| What this task involves |
Write the material out again in full, word for word. Do not include the pictures.

[A run of records]
_ _ _

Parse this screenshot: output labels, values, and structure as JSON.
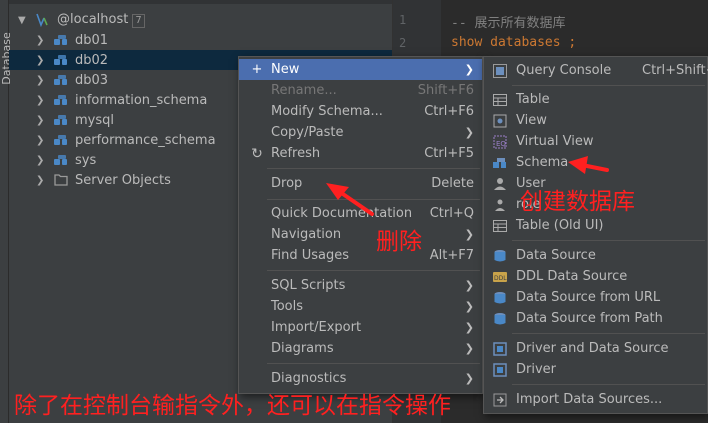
{
  "sidebar": {
    "tab_label": "Database"
  },
  "tree": {
    "root": {
      "label": "@localhost",
      "count": "7"
    },
    "items": [
      {
        "label": "db01"
      },
      {
        "label": "db02"
      },
      {
        "label": "db03"
      },
      {
        "label": "information_schema"
      },
      {
        "label": "mysql"
      },
      {
        "label": "performance_schema"
      },
      {
        "label": "sys"
      },
      {
        "label": "Server Objects"
      }
    ]
  },
  "editor": {
    "lines": [
      {
        "num": "1",
        "text": "-- 展示所有数据库"
      },
      {
        "num": "2",
        "text": "show databases ;"
      }
    ]
  },
  "context_menu": {
    "items": [
      {
        "label": "New",
        "shortcut": ""
      },
      {
        "label": "Rename...",
        "shortcut": "Shift+F6"
      },
      {
        "label": "Modify Schema...",
        "shortcut": "Ctrl+F6"
      },
      {
        "label": "Copy/Paste",
        "shortcut": ""
      },
      {
        "label": "Refresh",
        "shortcut": "Ctrl+F5"
      },
      {
        "label": "Drop",
        "shortcut": "Delete"
      },
      {
        "label": "Quick Documentation",
        "shortcut": "Ctrl+Q"
      },
      {
        "label": "Navigation",
        "shortcut": ""
      },
      {
        "label": "Find Usages",
        "shortcut": "Alt+F7"
      },
      {
        "label": "SQL Scripts",
        "shortcut": ""
      },
      {
        "label": "Tools",
        "shortcut": ""
      },
      {
        "label": "Import/Export",
        "shortcut": ""
      },
      {
        "label": "Diagrams",
        "shortcut": ""
      },
      {
        "label": "Diagnostics",
        "shortcut": ""
      }
    ]
  },
  "new_submenu": {
    "items": [
      {
        "label": "Query Console",
        "shortcut": "Ctrl+Shift+Q"
      },
      {
        "label": "Table"
      },
      {
        "label": "View"
      },
      {
        "label": "Virtual View"
      },
      {
        "label": "Schema"
      },
      {
        "label": "User"
      },
      {
        "label": "role"
      },
      {
        "label": "Table (Old UI)"
      },
      {
        "label": "Data Source"
      },
      {
        "label": "DDL Data Source"
      },
      {
        "label": "Data Source from URL"
      },
      {
        "label": "Data Source from Path"
      },
      {
        "label": "Driver and Data Source"
      },
      {
        "label": "Driver"
      },
      {
        "label": "Import Data Sources..."
      }
    ]
  },
  "annotations": {
    "create_db": "创建数据库",
    "delete": "删除",
    "bottom_note": "除了在控制台输指令外，还可以在指令操作"
  },
  "colors": {
    "annotation": "#ff2020",
    "menu_highlight": "#4b6eaf",
    "selected_row": "#0d293e",
    "db_icon": "#4a88c7"
  }
}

_ _ _

| Solution to this exercise |
Parse this screenshot: output labels, values, and structure as JSON.
{
  "sidebar": {
    "tab_label": "Database"
  },
  "tree": {
    "root": {
      "label": "@localhost",
      "count": "7"
    },
    "items": [
      {
        "label": "db01"
      },
      {
        "label": "db02"
      },
      {
        "label": "db03"
      },
      {
        "label": "information_schema"
      },
      {
        "label": "mysql"
      },
      {
        "label": "performance_schema"
      },
      {
        "label": "sys"
      },
      {
        "label": "Server Objects"
      }
    ]
  },
  "editor": {
    "lines": [
      {
        "num": "1",
        "text": "-- 展示所有数据库"
      },
      {
        "num": "2",
        "text": "show databases ;"
      }
    ]
  },
  "context_menu": {
    "items": [
      {
        "label": "New",
        "shortcut": ""
      },
      {
        "label": "Rename...",
        "shortcut": "Shift+F6"
      },
      {
        "label": "Modify Schema...",
        "shortcut": "Ctrl+F6"
      },
      {
        "label": "Copy/Paste",
        "shortcut": ""
      },
      {
        "label": "Refresh",
        "shortcut": "Ctrl+F5"
      },
      {
        "label": "Drop",
        "shortcut": "Delete"
      },
      {
        "label": "Quick Documentation",
        "shortcut": "Ctrl+Q"
      },
      {
        "label": "Navigation",
        "shortcut": ""
      },
      {
        "label": "Find Usages",
        "shortcut": "Alt+F7"
      },
      {
        "label": "SQL Scripts",
        "shortcut": ""
      },
      {
        "label": "Tools",
        "shortcut": ""
      },
      {
        "label": "Import/Export",
        "shortcut": ""
      },
      {
        "label": "Diagrams",
        "shortcut": ""
      },
      {
        "label": "Diagnostics",
        "shortcut": ""
      }
    ]
  },
  "new_submenu": {
    "items": [
      {
        "label": "Query Console",
        "shortcut": "Ctrl+Shift+Q"
      },
      {
        "label": "Table"
      },
      {
        "label": "View"
      },
      {
        "label": "Virtual View"
      },
      {
        "label": "Schema"
      },
      {
        "label": "User"
      },
      {
        "label": "role"
      },
      {
        "label": "Table (Old UI)"
      },
      {
        "label": "Data Source"
      },
      {
        "label": "DDL Data Source"
      },
      {
        "label": "Data Source from URL"
      },
      {
        "label": "Data Source from Path"
      },
      {
        "label": "Driver and Data Source"
      },
      {
        "label": "Driver"
      },
      {
        "label": "Import Data Sources..."
      }
    ]
  },
  "annotations": {
    "create_db": "创建数据库",
    "delete": "删除",
    "bottom_note": "除了在控制台输指令外，还可以在指令操作"
  },
  "colors": {
    "annotation": "#ff2020",
    "menu_highlight": "#4b6eaf",
    "selected_row": "#0d293e",
    "db_icon": "#4a88c7"
  }
}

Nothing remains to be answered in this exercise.